- _Written task_: Exactly reproduce the lines that follow.

[Records for the task start]

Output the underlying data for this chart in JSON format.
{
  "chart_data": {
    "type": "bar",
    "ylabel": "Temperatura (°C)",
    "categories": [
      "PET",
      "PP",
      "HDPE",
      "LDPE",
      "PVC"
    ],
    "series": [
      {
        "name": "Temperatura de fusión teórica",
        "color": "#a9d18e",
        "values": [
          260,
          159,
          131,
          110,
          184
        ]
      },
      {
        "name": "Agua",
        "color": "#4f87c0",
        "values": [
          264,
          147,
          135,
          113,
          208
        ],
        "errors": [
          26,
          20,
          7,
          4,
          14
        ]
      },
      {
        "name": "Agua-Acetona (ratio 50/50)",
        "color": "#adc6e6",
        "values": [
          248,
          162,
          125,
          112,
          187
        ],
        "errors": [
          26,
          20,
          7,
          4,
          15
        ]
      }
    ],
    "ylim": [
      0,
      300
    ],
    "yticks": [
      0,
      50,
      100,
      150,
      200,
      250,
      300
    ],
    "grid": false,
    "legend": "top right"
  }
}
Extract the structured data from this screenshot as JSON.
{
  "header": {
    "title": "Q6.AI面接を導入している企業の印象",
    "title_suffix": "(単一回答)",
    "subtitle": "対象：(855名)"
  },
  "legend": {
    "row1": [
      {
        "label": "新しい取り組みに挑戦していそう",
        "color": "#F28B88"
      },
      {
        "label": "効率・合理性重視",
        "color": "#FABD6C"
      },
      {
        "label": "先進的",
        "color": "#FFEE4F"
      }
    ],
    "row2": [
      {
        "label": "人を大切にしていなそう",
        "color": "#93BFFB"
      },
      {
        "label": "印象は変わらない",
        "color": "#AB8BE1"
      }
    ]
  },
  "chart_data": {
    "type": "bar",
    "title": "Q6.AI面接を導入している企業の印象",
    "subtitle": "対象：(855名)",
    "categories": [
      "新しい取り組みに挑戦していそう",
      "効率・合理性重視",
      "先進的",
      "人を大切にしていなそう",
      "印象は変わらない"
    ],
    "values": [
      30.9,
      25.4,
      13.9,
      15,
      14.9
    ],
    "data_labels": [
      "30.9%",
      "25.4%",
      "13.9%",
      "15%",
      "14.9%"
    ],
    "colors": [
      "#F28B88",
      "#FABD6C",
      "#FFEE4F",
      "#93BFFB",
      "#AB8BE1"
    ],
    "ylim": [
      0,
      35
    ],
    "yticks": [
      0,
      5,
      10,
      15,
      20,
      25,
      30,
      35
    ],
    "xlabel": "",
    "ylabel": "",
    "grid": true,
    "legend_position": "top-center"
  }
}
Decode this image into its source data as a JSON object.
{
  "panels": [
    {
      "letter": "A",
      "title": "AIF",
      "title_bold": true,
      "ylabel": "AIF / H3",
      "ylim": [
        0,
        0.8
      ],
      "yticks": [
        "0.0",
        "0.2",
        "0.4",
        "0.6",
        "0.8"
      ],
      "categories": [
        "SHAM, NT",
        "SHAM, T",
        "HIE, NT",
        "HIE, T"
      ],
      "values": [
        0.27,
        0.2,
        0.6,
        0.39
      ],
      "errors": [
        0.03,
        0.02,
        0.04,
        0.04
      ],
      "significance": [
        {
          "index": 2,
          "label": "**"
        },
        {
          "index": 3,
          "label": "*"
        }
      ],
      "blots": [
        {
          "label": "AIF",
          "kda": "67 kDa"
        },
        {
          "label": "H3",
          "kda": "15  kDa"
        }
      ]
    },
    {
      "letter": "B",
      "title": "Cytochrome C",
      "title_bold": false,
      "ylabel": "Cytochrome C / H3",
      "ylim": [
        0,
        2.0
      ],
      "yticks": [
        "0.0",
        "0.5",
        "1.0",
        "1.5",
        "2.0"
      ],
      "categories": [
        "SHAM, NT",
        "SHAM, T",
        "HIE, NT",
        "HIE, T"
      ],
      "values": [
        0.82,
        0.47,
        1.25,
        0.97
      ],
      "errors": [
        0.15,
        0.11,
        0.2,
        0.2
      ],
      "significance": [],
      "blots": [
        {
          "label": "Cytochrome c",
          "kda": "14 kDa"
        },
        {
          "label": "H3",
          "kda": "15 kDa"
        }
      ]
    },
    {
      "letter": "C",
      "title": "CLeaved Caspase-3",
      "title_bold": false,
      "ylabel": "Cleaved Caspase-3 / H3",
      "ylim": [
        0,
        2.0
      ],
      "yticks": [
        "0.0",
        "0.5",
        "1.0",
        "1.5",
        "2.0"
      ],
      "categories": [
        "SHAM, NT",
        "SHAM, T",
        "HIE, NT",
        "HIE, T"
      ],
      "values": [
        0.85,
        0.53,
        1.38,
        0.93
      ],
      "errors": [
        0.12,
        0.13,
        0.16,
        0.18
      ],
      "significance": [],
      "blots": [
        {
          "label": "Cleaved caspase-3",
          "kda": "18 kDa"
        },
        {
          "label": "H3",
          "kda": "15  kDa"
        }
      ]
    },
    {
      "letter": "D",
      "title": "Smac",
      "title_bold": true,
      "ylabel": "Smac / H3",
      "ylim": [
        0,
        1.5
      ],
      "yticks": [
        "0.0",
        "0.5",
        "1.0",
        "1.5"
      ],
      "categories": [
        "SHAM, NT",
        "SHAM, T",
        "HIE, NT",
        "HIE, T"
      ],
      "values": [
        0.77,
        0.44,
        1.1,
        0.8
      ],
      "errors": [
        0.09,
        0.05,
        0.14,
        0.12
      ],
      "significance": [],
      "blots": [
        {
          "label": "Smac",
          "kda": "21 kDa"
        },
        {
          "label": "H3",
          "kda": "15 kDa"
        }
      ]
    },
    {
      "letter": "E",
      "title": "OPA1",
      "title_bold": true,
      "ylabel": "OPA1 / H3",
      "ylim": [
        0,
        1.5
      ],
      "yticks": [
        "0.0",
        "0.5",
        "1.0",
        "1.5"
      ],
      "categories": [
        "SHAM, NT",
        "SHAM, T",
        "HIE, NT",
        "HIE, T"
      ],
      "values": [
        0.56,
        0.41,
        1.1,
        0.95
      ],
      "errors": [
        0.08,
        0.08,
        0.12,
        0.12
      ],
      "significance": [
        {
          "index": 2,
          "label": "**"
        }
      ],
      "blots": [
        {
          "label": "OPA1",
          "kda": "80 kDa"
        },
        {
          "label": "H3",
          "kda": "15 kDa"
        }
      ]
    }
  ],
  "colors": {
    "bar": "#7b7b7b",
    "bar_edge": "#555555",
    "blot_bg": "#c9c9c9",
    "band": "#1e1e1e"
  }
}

[Records for the task end]

- _Exercise result_:
Output the underlying data for this chart in JSON format.
{
  "chart_data": {
    "type": "bar",
    "ylabel": "Temperatura (°C)",
    "categories": [
      "PET",
      "PP",
      "HDPE",
      "LDPE",
      "PVC"
    ],
    "series": [
      {
        "name": "Temperatura de fusión teórica",
        "color": "#a9d18e",
        "values": [
          260,
          159,
          131,
          110,
          184
        ]
      },
      {
        "name": "Agua",
        "color": "#4f87c0",
        "values": [
          264,
          147,
          135,
          113,
          208
        ],
        "errors": [
          26,
          20,
          7,
          4,
          14
        ]
      },
      {
        "name": "Agua-Acetona (ratio 50/50)",
        "color": "#adc6e6",
        "values": [
          248,
          162,
          125,
          112,
          187
        ],
        "errors": [
          26,
          20,
          7,
          4,
          15
        ]
      }
    ],
    "ylim": [
      0,
      300
    ],
    "yticks": [
      0,
      50,
      100,
      150,
      200,
      250,
      300
    ],
    "grid": false,
    "legend": "top right"
  }
}
Extract the structured data from this screenshot as JSON.
{
  "header": {
    "title": "Q6.AI面接を導入している企業の印象",
    "title_suffix": "(単一回答)",
    "subtitle": "対象：(855名)"
  },
  "legend": {
    "row1": [
      {
        "label": "新しい取り組みに挑戦していそう",
        "color": "#F28B88"
      },
      {
        "label": "効率・合理性重視",
        "color": "#FABD6C"
      },
      {
        "label": "先進的",
        "color": "#FFEE4F"
      }
    ],
    "row2": [
      {
        "label": "人を大切にしていなそう",
        "color": "#93BFFB"
      },
      {
        "label": "印象は変わらない",
        "color": "#AB8BE1"
      }
    ]
  },
  "chart_data": {
    "type": "bar",
    "title": "Q6.AI面接を導入している企業の印象",
    "subtitle": "対象：(855名)",
    "categories": [
      "新しい取り組みに挑戦していそう",
      "効率・合理性重視",
      "先進的",
      "人を大切にしていなそう",
      "印象は変わらない"
    ],
    "values": [
      30.9,
      25.4,
      13.9,
      15,
      14.9
    ],
    "data_labels": [
      "30.9%",
      "25.4%",
      "13.9%",
      "15%",
      "14.9%"
    ],
    "colors": [
      "#F28B88",
      "#FABD6C",
      "#FFEE4F",
      "#93BFFB",
      "#AB8BE1"
    ],
    "ylim": [
      0,
      35
    ],
    "yticks": [
      0,
      5,
      10,
      15,
      20,
      25,
      30,
      35
    ],
    "xlabel": "",
    "ylabel": "",
    "grid": true,
    "legend_position": "top-center"
  }
}
Decode this image into its source data as a JSON object.
{
  "panels": [
    {
      "letter": "A",
      "title": "AIF",
      "title_bold": true,
      "ylabel": "AIF / H3",
      "ylim": [
        0,
        0.8
      ],
      "yticks": [
        "0.0",
        "0.2",
        "0.4",
        "0.6",
        "0.8"
      ],
      "categories": [
        "SHAM, NT",
        "SHAM, T",
        "HIE, NT",
        "HIE, T"
      ],
      "values": [
        0.27,
        0.2,
        0.6,
        0.39
      ],
      "errors": [
        0.03,
        0.02,
        0.04,
        0.04
      ],
      "significance": [
        {
          "index": 2,
          "label": "**"
        },
        {
          "index": 3,
          "label": "*"
        }
      ],
      "blots": [
        {
          "label": "AIF",
          "kda": "67 kDa"
        },
        {
          "label": "H3",
          "kda": "15  kDa"
        }
      ]
    },
    {
      "letter": "B",
      "title": "Cytochrome C",
      "title_bold": false,
      "ylabel": "Cytochrome C / H3",
      "ylim": [
        0,
        2.0
      ],
      "yticks": [
        "0.0",
        "0.5",
        "1.0",
        "1.5",
        "2.0"
      ],
      "categories": [
        "SHAM, NT",
        "SHAM, T",
        "HIE, NT",
        "HIE, T"
      ],
      "values": [
        0.82,
        0.47,
        1.25,
        0.97
      ],
      "errors": [
        0.15,
        0.11,
        0.2,
        0.2
      ],
      "significance": [],
      "blots": [
        {
          "label": "Cytochrome c",
          "kda": "14 kDa"
        },
        {
          "label": "H3",
          "kda": "15 kDa"
        }
      ]
    },
    {
      "letter": "C",
      "title": "CLeaved Caspase-3",
      "title_bold": false,
      "ylabel": "Cleaved Caspase-3 / H3",
      "ylim": [
        0,
        2.0
      ],
      "yticks": [
        "0.0",
        "0.5",
        "1.0",
        "1.5",
        "2.0"
      ],
      "categories": [
        "SHAM, NT",
        "SHAM, T",
        "HIE, NT",
        "HIE, T"
      ],
      "values": [
        0.85,
        0.53,
        1.38,
        0.93
      ],
      "errors": [
        0.12,
        0.13,
        0.16,
        0.18
      ],
      "significance": [],
      "blots": [
        {
          "label": "Cleaved caspase-3",
          "kda": "18 kDa"
        },
        {
          "label": "H3",
          "kda": "15  kDa"
        }
      ]
    },
    {
      "letter": "D",
      "title": "Smac",
      "title_bold": true,
      "ylabel": "Smac / H3",
      "ylim": [
        0,
        1.5
      ],
      "yticks": [
        "0.0",
        "0.5",
        "1.0",
        "1.5"
      ],
      "categories": [
        "SHAM, NT",
        "SHAM, T",
        "HIE, NT",
        "HIE, T"
      ],
      "values": [
        0.77,
        0.44,
        1.1,
        0.8
      ],
      "errors": [
        0.09,
        0.05,
        0.14,
        0.12
      ],
      "significance": [],
      "blots": [
        {
          "label": "Smac",
          "kda": "21 kDa"
        },
        {
          "label": "H3",
          "kda": "15 kDa"
        }
      ]
    },
    {
      "letter": "E",
      "title": "OPA1",
      "title_bold": true,
      "ylabel": "OPA1 / H3",
      "ylim": [
        0,
        1.5
      ],
      "yticks": [
        "0.0",
        "0.5",
        "1.0",
        "1.5"
      ],
      "categories": [
        "SHAM, NT",
        "SHAM, T",
        "HIE, NT",
        "HIE, T"
      ],
      "values": [
        0.56,
        0.41,
        1.1,
        0.95
      ],
      "errors": [
        0.08,
        0.08,
        0.12,
        0.12
      ],
      "significance": [
        {
          "index": 2,
          "label": "**"
        }
      ],
      "blots": [
        {
          "label": "OPA1",
          "kda": "80 kDa"
        },
        {
          "label": "H3",
          "kda": "15 kDa"
        }
      ]
    }
  ],
  "colors": {
    "bar": "#7b7b7b",
    "bar_edge": "#555555",
    "blot_bg": "#c9c9c9",
    "band": "#1e1e1e"
  }
}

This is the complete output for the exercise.